WHAT THE TASK REQUIRES: Using the entries below, transcribe exactly the line containing "Convert this document image to plain text." and each line that follows it to the end.

Stored dataset items:
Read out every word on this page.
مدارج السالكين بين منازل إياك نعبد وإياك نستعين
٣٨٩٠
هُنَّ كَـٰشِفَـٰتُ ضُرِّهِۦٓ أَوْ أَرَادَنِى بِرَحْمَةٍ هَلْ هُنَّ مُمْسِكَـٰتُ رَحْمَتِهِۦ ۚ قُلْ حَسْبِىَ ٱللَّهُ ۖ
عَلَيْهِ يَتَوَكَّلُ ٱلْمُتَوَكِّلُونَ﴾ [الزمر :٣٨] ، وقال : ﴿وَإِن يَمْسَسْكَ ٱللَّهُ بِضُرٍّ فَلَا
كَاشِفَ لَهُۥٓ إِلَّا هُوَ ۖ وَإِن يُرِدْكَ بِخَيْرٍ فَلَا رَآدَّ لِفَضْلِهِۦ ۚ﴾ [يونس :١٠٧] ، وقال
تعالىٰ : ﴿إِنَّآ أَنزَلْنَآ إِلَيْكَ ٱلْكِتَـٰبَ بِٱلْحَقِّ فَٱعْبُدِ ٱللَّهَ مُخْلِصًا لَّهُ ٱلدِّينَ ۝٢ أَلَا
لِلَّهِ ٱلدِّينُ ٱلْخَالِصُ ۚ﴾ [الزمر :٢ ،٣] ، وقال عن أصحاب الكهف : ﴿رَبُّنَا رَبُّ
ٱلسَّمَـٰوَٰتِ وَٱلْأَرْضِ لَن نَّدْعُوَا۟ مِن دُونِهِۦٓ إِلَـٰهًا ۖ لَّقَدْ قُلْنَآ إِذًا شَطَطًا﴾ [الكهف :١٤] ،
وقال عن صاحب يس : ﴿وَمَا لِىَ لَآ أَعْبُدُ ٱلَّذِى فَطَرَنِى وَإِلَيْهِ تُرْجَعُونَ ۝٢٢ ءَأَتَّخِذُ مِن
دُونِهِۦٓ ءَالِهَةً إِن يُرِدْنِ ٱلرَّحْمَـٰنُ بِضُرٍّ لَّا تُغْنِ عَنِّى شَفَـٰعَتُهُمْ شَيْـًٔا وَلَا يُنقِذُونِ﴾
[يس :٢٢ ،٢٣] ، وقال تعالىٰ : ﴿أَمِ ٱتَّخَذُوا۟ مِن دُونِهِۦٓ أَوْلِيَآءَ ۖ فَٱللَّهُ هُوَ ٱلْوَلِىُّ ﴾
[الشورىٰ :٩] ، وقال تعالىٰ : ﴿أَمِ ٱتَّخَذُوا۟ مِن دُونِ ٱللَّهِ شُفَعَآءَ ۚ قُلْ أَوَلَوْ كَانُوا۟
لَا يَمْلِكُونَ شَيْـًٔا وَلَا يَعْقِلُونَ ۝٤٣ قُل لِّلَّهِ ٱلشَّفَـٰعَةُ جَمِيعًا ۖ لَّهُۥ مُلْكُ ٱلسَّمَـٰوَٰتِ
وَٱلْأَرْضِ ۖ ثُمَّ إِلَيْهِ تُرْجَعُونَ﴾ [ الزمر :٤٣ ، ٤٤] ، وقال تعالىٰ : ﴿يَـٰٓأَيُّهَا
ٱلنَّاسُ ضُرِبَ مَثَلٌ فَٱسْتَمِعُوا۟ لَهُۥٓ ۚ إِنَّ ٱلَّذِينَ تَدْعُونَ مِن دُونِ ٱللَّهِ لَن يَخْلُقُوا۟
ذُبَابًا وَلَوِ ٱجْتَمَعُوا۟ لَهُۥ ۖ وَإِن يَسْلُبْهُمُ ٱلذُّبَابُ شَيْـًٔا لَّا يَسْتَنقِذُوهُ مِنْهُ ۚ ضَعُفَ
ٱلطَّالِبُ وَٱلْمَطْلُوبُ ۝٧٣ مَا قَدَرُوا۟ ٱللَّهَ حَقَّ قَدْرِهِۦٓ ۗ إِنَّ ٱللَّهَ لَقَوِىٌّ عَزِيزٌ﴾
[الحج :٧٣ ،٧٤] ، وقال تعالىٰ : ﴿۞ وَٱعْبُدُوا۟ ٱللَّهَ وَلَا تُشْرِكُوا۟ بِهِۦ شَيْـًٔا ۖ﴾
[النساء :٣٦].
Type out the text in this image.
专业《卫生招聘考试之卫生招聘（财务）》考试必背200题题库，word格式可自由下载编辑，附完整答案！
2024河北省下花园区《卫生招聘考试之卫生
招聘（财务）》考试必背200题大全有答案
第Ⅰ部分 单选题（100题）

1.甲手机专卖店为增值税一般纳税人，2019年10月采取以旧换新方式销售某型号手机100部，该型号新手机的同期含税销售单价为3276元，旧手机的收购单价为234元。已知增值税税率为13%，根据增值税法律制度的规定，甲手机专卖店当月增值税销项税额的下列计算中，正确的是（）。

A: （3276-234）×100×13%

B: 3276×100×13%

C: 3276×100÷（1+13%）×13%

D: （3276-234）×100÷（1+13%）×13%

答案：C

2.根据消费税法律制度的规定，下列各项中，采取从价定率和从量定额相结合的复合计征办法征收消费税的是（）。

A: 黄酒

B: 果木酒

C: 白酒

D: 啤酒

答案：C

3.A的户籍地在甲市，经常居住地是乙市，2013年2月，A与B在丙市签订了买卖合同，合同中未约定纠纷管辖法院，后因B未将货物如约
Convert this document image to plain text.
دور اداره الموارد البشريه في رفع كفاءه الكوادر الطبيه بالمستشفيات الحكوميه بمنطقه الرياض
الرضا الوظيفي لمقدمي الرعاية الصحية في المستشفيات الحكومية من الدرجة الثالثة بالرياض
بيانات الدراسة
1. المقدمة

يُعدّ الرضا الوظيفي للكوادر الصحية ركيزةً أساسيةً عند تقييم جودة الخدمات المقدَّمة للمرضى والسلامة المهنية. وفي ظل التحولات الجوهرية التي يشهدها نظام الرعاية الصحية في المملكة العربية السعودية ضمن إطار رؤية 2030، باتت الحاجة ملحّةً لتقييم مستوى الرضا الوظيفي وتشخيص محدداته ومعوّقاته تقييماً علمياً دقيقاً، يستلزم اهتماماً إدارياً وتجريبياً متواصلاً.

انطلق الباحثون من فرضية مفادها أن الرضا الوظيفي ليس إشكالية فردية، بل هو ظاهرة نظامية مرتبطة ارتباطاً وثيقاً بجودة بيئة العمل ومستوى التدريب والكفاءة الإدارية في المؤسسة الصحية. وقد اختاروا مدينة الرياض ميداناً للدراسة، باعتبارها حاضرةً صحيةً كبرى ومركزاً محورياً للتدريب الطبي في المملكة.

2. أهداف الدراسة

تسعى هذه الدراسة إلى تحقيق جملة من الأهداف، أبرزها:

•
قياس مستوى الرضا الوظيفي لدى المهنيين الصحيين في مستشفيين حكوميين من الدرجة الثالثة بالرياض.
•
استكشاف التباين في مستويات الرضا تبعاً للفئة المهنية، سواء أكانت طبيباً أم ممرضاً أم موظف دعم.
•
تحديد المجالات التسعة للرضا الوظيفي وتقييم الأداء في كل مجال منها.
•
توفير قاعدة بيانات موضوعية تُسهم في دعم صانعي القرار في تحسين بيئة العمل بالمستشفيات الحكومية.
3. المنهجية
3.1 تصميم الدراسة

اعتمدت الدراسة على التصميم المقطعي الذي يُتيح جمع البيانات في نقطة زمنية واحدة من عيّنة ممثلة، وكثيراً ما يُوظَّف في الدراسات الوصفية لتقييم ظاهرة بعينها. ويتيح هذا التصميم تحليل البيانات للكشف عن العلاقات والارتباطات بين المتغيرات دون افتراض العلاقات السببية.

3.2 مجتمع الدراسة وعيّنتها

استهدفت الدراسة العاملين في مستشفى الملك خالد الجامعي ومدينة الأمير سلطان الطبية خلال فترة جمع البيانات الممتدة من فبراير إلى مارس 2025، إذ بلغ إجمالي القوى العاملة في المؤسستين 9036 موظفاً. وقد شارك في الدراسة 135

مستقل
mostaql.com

TASK RESULT:
Convert this document image to plain text.
دور اداره الموارد البشريه في رفع كفاءه الكوادر الطبيه بالمستشفيات الحكوميه بمنطقه الرياض
الرضا الوظيفي لمقدمي الرعاية الصحية في المستشفيات الحكومية من الدرجة الثالثة بالرياض
بيانات الدراسة
1. المقدمة

يُعدّ الرضا الوظيفي للكوادر الصحية ركيزةً أساسيةً عند تقييم جودة الخدمات المقدَّمة للمرضى والسلامة المهنية. وفي ظل التحولات الجوهرية التي يشهدها نظام الرعاية الصحية في المملكة العربية السعودية ضمن إطار رؤية 2030، باتت الحاجة ملحّةً لتقييم مستوى الرضا الوظيفي وتشخيص محدداته ومعوّقاته تقييماً علمياً دقيقاً، يستلزم اهتماماً إدارياً وتجريبياً متواصلاً.

انطلق الباحثون من فرضية مفادها أن الرضا الوظيفي ليس إشكالية فردية، بل هو ظاهرة نظامية مرتبطة ارتباطاً وثيقاً بجودة بيئة العمل ومستوى التدريب والكفاءة الإدارية في المؤسسة الصحية. وقد اختاروا مدينة الرياض ميداناً للدراسة، باعتبارها حاضرةً صحيةً كبرى ومركزاً محورياً للتدريب الطبي في المملكة.

2. أهداف الدراسة

تسعى هذه الدراسة إلى تحقيق جملة من الأهداف، أبرزها:

•
قياس مستوى الرضا الوظيفي لدى المهنيين الصحيين في مستشفيين حكوميين من الدرجة الثالثة بالرياض.
•
استكشاف التباين في مستويات الرضا تبعاً للفئة المهنية، سواء أكانت طبيباً أم ممرضاً أم موظف دعم.
•
تحديد المجالات التسعة للرضا الوظيفي وتقييم الأداء في كل مجال منها.
•
توفير قاعدة بيانات موضوعية تُسهم في دعم صانعي القرار في تحسين بيئة العمل بالمستشفيات الحكومية.
3. المنهجية
3.1 تصميم الدراسة

اعتمدت الدراسة على التصميم المقطعي الذي يُتيح جمع البيانات في نقطة زمنية واحدة من عيّنة ممثلة، وكثيراً ما يُوظَّف في الدراسات الوصفية لتقييم ظاهرة بعينها. ويتيح هذا التصميم تحليل البيانات للكشف عن العلاقات والارتباطات بين المتغيرات دون افتراض العلاقات السببية.

3.2 مجتمع الدراسة وعيّنتها

استهدفت الدراسة العاملين في مستشفى الملك خالد الجامعي ومدينة الأمير سلطان الطبية خلال فترة جمع البيانات الممتدة من فبراير إلى مارس 2025، إذ بلغ إجمالي القوى العاملة في المؤسستين 9036 موظفاً. وقد شارك في الدراسة 135

مستقل
mostaql.com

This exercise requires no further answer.